#### [REQUIREMENT]
Copy the records below, from the line containing "Read all visible content and emit it as JSON." through the last line; leave out pictures.

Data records
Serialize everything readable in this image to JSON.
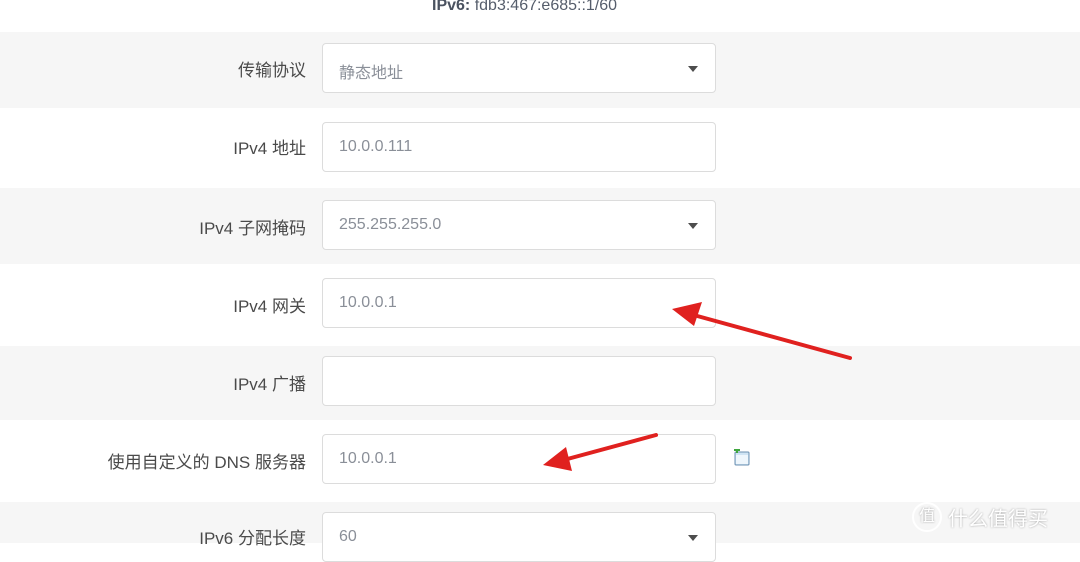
{
  "ipv6_line": {
    "label": "IPv6:",
    "value": "fdb3:467:e685::1/60"
  },
  "form": {
    "rows": [
      {
        "label": "传输协议",
        "value": "静态地址",
        "type": "select"
      },
      {
        "label": "IPv4 地址",
        "value": "10.0.0.111",
        "type": "input"
      },
      {
        "label": "IPv4 子网掩码",
        "value": "255.255.255.0",
        "type": "select"
      },
      {
        "label": "IPv4 网关",
        "value": "10.0.0.1",
        "type": "input"
      },
      {
        "label": "IPv4 广播",
        "value": "",
        "type": "input"
      },
      {
        "label": "使用自定义的 DNS 服务器",
        "value": "10.0.0.1",
        "type": "input"
      },
      {
        "label": "IPv6 分配长度",
        "value": "60",
        "type": "select"
      }
    ]
  },
  "annotations": {
    "arrow_color": "#e0211f"
  },
  "watermark": {
    "logo": "值",
    "text": "什么值得买"
  },
  "icons": {
    "dns_add": "add-entry-icon",
    "select_caret": "chevron-down-icon"
  }
}
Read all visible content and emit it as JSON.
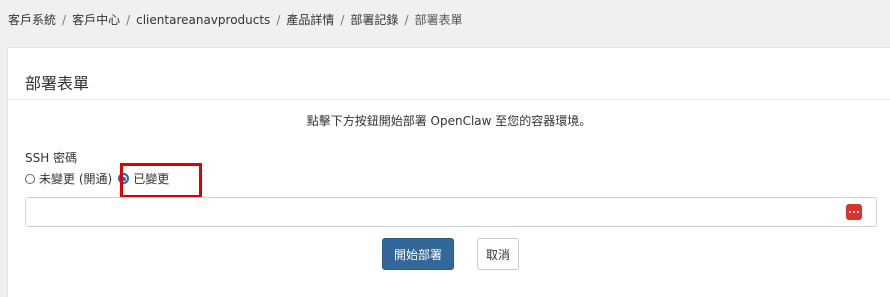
{
  "breadcrumb": [
    {
      "label": "客戶系統"
    },
    {
      "label": "客戶中心"
    },
    {
      "label": "clientareanavproducts"
    },
    {
      "label": "產品詳情"
    },
    {
      "label": "部署記錄"
    },
    {
      "label": "部署表單"
    }
  ],
  "separator": "/",
  "card": {
    "title": "部署表單",
    "instruction": "點擊下方按鈕開始部署 OpenClaw 至您的容器環境。",
    "ssh_password": {
      "label": "SSH 密碼",
      "options": [
        {
          "label": "未變更 (開通)",
          "checked": false
        },
        {
          "label": "已變更",
          "checked": true
        }
      ],
      "value": ""
    },
    "buttons": {
      "submit": "開始部署",
      "cancel": "取消"
    }
  },
  "colors": {
    "primary": "#336699",
    "highlight": "#e00000",
    "radio_checked": "#1a66c9",
    "pw_icon": "#d9342b"
  }
}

#### [EXPECTED ANSWER]
Read all visible content and emit it as JSON.
{
  "breadcrumb": [
    {
      "label": "客戶系統"
    },
    {
      "label": "客戶中心"
    },
    {
      "label": "clientareanavproducts"
    },
    {
      "label": "產品詳情"
    },
    {
      "label": "部署記錄"
    },
    {
      "label": "部署表單"
    }
  ],
  "separator": "/",
  "card": {
    "title": "部署表單",
    "instruction": "點擊下方按鈕開始部署 OpenClaw 至您的容器環境。",
    "ssh_password": {
      "label": "SSH 密碼",
      "options": [
        {
          "label": "未變更 (開通)",
          "checked": false
        },
        {
          "label": "已變更",
          "checked": true
        }
      ],
      "value": ""
    },
    "buttons": {
      "submit": "開始部署",
      "cancel": "取消"
    }
  },
  "colors": {
    "primary": "#336699",
    "highlight": "#e00000",
    "radio_checked": "#1a66c9",
    "pw_icon": "#d9342b"
  }
}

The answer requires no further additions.